Objective: Go through the records and give each one again exactly.

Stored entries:
* Start *

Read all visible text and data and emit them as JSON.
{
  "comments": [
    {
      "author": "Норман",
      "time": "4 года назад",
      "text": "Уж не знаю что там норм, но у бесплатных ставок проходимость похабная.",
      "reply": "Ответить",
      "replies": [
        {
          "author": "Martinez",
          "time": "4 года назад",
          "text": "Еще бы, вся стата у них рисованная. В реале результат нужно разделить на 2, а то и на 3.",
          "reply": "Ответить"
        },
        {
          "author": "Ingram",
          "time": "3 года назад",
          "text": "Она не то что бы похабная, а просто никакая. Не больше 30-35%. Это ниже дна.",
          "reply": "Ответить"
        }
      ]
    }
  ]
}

* End *

Written response:
Read all visible text and data and emit them as JSON.
{
  "comments": [
    {
      "author": "Норман",
      "time": "4 года назад",
      "text": "Уж не знаю что там норм, но у бесплатных ставок проходимость похабная.",
      "reply": "Ответить",
      "replies": [
        {
          "author": "Martinez",
          "time": "4 года назад",
          "text": "Еще бы, вся стата у них рисованная. В реале результат нужно разделить на 2, а то и на 3.",
          "reply": "Ответить"
        },
        {
          "author": "Ingram",
          "time": "3 года назад",
          "text": "Она не то что бы похабная, а просто никакая. Не больше 30-35%. Это ниже дна.",
          "reply": "Ответить"
        }
      ]
    }
  ]
}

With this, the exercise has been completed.